» **PROBLEM STATEMENT**
Reproduce each record exactly.

-------- THE RECORDS --------

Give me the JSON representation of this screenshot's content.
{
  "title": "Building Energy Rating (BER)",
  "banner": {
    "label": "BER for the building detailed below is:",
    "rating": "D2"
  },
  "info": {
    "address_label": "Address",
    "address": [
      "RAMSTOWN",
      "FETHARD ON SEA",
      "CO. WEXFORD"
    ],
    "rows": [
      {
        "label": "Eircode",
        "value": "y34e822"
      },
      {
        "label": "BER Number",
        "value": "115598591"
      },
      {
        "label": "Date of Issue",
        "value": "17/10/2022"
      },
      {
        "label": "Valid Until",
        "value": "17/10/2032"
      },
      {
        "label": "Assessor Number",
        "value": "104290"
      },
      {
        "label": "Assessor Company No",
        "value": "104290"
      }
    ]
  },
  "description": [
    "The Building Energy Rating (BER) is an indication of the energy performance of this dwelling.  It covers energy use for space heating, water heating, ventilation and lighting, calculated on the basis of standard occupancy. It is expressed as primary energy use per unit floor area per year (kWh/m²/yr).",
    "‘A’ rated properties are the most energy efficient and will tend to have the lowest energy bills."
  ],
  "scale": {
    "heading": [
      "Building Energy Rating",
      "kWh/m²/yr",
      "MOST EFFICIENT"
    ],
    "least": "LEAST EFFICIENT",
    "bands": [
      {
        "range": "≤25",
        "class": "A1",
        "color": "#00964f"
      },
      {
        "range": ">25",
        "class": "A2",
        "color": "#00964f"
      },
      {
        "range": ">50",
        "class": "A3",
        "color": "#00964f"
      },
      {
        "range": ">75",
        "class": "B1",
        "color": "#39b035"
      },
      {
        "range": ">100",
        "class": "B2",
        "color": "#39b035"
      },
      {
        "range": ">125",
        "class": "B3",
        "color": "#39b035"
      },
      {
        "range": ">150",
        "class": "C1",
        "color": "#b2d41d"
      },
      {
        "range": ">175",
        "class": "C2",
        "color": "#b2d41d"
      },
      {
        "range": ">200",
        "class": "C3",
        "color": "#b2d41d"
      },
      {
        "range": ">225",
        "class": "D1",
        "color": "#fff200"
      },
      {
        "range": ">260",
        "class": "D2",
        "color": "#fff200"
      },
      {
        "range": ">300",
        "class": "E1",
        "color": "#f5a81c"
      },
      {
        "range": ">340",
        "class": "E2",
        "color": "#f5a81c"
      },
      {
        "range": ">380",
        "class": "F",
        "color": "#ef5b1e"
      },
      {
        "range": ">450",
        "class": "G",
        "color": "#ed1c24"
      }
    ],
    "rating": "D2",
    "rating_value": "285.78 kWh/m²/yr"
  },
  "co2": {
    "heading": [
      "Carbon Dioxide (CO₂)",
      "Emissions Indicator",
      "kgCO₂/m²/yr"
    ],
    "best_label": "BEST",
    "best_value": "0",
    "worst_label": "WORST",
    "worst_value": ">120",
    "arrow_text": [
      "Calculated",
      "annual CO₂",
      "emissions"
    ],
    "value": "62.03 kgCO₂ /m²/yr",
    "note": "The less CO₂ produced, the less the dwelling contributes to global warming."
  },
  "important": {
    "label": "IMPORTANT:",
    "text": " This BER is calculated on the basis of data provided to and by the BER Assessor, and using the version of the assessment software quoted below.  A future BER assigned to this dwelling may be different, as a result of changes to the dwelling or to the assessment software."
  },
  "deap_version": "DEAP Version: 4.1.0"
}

--------

» **THE SOLUTION**
Give me the JSON representation of this screenshot's content.
{
  "title": "Building Energy Rating (BER)",
  "banner": {
    "label": "BER for the building detailed below is:",
    "rating": "D2"
  },
  "info": {
    "address_label": "Address",
    "address": [
      "RAMSTOWN",
      "FETHARD ON SEA",
      "CO. WEXFORD"
    ],
    "rows": [
      {
        "label": "Eircode",
        "value": "y34e822"
      },
      {
        "label": "BER Number",
        "value": "115598591"
      },
      {
        "label": "Date of Issue",
        "value": "17/10/2022"
      },
      {
        "label": "Valid Until",
        "value": "17/10/2032"
      },
      {
        "label": "Assessor Number",
        "value": "104290"
      },
      {
        "label": "Assessor Company No",
        "value": "104290"
      }
    ]
  },
  "description": [
    "The Building Energy Rating (BER) is an indication of the energy performance of this dwelling.  It covers energy use for space heating, water heating, ventilation and lighting, calculated on the basis of standard occupancy. It is expressed as primary energy use per unit floor area per year (kWh/m²/yr).",
    "‘A’ rated properties are the most energy efficient and will tend to have the lowest energy bills."
  ],
  "scale": {
    "heading": [
      "Building Energy Rating",
      "kWh/m²/yr",
      "MOST EFFICIENT"
    ],
    "least": "LEAST EFFICIENT",
    "bands": [
      {
        "range": "≤25",
        "class": "A1",
        "color": "#00964f"
      },
      {
        "range": ">25",
        "class": "A2",
        "color": "#00964f"
      },
      {
        "range": ">50",
        "class": "A3",
        "color": "#00964f"
      },
      {
        "range": ">75",
        "class": "B1",
        "color": "#39b035"
      },
      {
        "range": ">100",
        "class": "B2",
        "color": "#39b035"
      },
      {
        "range": ">125",
        "class": "B3",
        "color": "#39b035"
      },
      {
        "range": ">150",
        "class": "C1",
        "color": "#b2d41d"
      },
      {
        "range": ">175",
        "class": "C2",
        "color": "#b2d41d"
      },
      {
        "range": ">200",
        "class": "C3",
        "color": "#b2d41d"
      },
      {
        "range": ">225",
        "class": "D1",
        "color": "#fff200"
      },
      {
        "range": ">260",
        "class": "D2",
        "color": "#fff200"
      },
      {
        "range": ">300",
        "class": "E1",
        "color": "#f5a81c"
      },
      {
        "range": ">340",
        "class": "E2",
        "color": "#f5a81c"
      },
      {
        "range": ">380",
        "class": "F",
        "color": "#ef5b1e"
      },
      {
        "range": ">450",
        "class": "G",
        "color": "#ed1c24"
      }
    ],
    "rating": "D2",
    "rating_value": "285.78 kWh/m²/yr"
  },
  "co2": {
    "heading": [
      "Carbon Dioxide (CO₂)",
      "Emissions Indicator",
      "kgCO₂/m²/yr"
    ],
    "best_label": "BEST",
    "best_value": "0",
    "worst_label": "WORST",
    "worst_value": ">120",
    "arrow_text": [
      "Calculated",
      "annual CO₂",
      "emissions"
    ],
    "value": "62.03 kgCO₂ /m²/yr",
    "note": "The less CO₂ produced, the less the dwelling contributes to global warming."
  },
  "important": {
    "label": "IMPORTANT:",
    "text": " This BER is calculated on the basis of data provided to and by the BER Assessor, and using the version of the assessment software quoted below.  A future BER assigned to this dwelling may be different, as a result of changes to the dwelling or to the assessment software."
  },
  "deap_version": "DEAP Version: 4.1.0"
}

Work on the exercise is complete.